------ EXERCISE INPUTS ------
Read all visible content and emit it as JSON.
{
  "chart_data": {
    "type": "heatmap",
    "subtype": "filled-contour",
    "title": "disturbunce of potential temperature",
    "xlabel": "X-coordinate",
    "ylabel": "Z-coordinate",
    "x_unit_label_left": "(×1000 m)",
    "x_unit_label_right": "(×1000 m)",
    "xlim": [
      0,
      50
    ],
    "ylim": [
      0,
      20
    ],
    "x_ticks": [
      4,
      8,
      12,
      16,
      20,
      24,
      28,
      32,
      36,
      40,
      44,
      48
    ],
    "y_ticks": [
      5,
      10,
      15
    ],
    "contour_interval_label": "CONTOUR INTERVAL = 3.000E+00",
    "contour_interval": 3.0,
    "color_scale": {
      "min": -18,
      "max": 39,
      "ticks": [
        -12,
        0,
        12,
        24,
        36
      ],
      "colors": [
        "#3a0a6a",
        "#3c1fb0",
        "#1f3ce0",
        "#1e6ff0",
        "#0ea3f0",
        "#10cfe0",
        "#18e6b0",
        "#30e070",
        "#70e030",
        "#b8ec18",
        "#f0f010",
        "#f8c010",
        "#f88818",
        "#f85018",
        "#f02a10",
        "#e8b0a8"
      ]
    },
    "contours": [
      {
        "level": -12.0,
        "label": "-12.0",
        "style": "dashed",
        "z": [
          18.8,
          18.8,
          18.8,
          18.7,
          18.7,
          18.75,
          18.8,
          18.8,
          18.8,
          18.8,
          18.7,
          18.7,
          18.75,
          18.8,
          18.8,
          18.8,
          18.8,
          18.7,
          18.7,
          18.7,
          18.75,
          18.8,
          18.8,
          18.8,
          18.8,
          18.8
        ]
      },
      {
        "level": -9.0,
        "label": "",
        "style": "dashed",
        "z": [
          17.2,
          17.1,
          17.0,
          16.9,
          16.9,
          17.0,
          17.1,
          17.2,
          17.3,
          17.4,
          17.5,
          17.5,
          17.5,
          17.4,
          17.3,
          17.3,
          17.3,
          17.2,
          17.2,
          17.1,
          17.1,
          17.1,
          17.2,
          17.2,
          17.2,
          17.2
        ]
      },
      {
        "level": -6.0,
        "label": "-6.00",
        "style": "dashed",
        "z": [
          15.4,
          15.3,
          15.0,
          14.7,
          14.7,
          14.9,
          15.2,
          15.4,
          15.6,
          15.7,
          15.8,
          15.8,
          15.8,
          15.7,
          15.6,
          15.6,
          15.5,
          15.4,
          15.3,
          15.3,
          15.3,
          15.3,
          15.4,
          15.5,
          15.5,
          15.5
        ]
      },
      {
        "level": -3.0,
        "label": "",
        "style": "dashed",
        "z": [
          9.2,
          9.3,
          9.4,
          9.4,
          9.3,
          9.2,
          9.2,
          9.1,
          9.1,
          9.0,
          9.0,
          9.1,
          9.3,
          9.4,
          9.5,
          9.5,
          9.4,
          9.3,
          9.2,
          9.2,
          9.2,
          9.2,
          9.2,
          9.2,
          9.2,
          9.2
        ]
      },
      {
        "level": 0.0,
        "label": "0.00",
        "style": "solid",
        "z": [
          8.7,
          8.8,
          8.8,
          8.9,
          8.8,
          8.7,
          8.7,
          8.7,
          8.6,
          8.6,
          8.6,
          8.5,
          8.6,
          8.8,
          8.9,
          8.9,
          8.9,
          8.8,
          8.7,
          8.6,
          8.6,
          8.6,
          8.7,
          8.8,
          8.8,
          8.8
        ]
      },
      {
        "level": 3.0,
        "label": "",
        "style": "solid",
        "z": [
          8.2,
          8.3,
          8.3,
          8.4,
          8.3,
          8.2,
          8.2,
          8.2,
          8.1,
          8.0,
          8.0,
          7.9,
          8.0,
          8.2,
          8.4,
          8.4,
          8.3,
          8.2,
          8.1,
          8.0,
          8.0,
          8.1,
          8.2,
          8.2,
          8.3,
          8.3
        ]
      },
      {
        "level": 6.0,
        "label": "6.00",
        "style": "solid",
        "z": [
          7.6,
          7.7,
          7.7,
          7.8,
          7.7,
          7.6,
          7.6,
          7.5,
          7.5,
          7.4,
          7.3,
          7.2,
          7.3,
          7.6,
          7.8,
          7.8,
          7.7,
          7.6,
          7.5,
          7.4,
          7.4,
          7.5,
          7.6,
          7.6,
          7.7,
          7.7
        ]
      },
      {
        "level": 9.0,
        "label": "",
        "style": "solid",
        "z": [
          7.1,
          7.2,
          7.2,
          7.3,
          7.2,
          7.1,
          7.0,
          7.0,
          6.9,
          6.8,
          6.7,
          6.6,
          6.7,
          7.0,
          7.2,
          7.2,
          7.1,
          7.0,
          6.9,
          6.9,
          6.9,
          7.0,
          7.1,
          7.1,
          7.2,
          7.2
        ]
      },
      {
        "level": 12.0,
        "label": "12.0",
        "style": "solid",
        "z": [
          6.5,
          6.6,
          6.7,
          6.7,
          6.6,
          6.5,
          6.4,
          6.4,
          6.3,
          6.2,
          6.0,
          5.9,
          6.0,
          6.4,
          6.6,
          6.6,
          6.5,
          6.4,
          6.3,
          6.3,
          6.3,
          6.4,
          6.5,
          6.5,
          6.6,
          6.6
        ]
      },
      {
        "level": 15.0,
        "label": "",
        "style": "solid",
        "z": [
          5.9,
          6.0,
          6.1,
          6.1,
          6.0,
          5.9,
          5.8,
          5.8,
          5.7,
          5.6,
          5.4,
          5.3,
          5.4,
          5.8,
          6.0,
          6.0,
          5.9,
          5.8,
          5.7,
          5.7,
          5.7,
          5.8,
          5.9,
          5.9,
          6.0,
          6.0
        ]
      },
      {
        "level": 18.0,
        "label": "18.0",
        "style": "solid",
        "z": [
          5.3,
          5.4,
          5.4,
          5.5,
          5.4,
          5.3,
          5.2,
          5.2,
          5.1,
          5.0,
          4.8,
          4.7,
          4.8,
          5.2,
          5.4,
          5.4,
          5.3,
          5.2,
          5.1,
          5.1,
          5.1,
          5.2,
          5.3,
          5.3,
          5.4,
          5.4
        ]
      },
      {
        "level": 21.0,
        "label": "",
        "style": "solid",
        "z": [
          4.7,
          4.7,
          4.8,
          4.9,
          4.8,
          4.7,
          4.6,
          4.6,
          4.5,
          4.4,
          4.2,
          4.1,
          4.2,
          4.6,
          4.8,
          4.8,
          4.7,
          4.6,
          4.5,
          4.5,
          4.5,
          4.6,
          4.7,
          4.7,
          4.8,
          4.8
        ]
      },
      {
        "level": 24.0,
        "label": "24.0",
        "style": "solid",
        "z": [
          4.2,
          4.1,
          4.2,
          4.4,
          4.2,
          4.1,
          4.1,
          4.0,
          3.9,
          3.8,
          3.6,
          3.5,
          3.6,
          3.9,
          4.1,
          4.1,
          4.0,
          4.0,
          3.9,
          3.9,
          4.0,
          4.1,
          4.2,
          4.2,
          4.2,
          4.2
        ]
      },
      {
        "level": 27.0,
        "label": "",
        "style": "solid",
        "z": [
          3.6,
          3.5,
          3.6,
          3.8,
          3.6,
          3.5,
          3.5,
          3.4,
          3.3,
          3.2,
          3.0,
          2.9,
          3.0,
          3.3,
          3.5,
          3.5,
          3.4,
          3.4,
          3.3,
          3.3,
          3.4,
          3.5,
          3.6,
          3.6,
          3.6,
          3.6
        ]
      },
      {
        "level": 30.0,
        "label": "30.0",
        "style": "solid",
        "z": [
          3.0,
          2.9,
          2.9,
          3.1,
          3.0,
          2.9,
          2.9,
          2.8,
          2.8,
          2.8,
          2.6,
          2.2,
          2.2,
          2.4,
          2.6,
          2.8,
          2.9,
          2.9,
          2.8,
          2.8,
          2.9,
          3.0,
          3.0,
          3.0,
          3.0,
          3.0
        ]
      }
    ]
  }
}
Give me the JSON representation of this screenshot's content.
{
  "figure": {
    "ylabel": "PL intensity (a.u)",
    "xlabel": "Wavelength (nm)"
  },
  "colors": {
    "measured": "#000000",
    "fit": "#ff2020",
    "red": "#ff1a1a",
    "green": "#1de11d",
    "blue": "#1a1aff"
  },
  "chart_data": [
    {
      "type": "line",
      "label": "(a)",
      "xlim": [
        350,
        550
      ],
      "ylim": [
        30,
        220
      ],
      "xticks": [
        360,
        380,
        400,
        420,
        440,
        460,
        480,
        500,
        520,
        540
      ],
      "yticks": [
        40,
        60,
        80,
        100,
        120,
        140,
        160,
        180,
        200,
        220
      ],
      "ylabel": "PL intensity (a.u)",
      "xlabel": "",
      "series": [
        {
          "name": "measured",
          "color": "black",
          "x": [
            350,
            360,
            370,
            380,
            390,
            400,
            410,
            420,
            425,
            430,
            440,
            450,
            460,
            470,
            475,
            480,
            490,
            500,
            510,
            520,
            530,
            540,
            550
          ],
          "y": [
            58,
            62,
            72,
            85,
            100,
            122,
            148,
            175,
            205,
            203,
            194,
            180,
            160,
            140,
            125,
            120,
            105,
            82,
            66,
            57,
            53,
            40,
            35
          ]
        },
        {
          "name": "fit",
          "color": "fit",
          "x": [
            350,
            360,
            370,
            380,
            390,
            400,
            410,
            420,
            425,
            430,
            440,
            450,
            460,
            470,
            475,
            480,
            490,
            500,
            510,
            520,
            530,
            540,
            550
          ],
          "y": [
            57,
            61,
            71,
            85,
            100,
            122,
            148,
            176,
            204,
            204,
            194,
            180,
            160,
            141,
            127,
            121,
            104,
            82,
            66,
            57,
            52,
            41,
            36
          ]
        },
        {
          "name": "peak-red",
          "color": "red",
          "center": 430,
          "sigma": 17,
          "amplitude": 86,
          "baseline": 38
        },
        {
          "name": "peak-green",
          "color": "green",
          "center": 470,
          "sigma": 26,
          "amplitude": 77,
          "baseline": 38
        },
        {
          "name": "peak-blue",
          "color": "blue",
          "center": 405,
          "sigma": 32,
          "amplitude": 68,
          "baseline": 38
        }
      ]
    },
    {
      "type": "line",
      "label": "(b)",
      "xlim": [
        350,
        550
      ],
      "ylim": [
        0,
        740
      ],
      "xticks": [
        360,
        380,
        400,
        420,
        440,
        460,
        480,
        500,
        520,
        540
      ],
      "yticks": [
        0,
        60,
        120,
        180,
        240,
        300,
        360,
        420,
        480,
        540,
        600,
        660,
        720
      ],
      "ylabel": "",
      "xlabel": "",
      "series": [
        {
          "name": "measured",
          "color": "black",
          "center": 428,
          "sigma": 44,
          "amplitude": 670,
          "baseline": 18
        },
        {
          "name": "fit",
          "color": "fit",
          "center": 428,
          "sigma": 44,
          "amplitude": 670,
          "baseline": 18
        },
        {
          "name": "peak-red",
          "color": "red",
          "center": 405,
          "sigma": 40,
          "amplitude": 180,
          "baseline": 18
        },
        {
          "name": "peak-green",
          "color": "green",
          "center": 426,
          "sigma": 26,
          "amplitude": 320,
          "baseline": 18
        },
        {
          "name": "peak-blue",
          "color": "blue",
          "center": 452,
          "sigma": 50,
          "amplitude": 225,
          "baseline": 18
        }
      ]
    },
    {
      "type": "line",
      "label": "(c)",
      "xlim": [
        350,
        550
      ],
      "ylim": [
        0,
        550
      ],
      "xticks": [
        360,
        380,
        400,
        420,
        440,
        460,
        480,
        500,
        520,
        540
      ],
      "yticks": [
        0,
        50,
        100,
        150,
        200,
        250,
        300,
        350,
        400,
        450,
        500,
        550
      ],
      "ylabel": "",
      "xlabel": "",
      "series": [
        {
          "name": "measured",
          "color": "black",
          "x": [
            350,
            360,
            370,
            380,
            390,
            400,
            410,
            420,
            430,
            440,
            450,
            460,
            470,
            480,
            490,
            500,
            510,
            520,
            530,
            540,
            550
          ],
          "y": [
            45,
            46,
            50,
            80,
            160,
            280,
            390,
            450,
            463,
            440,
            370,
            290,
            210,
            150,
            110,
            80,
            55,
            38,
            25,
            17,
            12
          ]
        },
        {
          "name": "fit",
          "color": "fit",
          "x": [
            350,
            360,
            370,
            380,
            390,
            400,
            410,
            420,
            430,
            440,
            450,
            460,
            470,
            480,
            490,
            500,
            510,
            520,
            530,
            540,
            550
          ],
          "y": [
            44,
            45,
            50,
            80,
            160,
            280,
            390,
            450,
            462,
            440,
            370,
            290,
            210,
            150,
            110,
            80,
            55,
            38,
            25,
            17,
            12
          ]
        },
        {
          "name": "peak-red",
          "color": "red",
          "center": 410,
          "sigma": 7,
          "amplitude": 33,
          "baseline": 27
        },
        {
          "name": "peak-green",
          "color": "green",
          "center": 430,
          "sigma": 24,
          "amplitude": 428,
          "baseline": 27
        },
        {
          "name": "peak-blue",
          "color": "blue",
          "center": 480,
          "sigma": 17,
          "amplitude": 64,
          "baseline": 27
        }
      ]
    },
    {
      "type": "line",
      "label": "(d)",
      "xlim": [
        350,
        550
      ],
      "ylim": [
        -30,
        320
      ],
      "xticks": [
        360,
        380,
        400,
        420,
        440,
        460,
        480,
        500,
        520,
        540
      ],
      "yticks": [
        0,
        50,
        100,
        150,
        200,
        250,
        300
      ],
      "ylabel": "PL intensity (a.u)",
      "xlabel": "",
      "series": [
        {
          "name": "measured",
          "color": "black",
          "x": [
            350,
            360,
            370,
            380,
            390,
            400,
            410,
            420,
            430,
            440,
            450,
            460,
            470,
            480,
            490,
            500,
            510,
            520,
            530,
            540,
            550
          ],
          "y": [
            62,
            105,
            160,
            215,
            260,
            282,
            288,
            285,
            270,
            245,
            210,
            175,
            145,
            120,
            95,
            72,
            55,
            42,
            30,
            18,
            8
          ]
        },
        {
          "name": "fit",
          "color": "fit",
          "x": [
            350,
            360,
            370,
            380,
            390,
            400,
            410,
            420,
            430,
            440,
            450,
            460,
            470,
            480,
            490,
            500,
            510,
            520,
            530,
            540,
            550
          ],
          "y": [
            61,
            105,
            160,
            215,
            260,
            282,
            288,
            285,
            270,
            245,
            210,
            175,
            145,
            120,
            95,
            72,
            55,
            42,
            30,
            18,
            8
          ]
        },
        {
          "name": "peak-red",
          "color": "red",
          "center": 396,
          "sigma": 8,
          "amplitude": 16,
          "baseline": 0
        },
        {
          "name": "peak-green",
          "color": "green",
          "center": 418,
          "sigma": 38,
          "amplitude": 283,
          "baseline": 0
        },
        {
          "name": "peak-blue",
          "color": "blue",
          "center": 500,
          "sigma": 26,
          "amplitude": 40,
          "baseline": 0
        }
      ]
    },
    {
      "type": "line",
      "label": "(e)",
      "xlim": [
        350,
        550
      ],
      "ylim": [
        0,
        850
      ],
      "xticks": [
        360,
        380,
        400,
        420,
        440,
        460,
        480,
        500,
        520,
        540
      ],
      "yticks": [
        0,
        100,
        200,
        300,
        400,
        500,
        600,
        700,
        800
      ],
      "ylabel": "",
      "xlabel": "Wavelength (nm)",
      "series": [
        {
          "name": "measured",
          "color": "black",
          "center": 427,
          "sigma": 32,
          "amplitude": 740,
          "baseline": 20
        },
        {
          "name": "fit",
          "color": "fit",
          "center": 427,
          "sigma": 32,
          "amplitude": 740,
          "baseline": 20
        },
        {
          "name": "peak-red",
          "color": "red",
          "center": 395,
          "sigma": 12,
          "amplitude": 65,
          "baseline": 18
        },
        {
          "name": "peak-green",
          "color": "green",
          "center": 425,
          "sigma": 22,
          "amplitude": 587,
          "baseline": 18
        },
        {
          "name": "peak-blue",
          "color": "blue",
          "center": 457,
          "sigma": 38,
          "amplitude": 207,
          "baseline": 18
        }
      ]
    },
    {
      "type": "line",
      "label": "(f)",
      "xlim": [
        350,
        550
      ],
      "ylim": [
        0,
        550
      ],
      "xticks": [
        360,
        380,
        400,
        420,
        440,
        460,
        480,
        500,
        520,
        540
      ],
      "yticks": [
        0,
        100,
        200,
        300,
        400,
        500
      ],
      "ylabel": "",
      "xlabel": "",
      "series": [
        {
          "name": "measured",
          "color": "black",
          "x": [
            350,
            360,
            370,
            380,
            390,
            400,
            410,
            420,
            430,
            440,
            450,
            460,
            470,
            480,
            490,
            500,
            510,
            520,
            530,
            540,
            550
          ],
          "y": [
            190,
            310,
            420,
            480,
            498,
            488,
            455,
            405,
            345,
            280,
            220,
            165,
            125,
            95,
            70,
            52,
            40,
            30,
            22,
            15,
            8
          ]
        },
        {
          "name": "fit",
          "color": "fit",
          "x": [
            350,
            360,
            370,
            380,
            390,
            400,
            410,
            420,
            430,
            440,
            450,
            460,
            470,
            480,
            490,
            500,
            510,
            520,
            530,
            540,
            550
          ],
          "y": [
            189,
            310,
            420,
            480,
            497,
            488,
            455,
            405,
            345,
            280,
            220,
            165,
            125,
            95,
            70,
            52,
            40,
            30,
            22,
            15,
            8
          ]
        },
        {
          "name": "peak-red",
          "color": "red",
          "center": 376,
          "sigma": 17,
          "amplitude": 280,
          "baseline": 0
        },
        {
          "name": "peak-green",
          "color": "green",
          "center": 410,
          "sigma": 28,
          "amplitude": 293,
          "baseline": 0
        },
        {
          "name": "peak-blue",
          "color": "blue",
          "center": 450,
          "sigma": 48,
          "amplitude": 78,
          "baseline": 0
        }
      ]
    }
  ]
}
------
PROBLEM STATEMENT
Pull out each line of the records holding the string "Wavelength".

THE REPLY
    "xlabel": "Wavelength (nm)"
      "xlabel": "Wavelength (nm)",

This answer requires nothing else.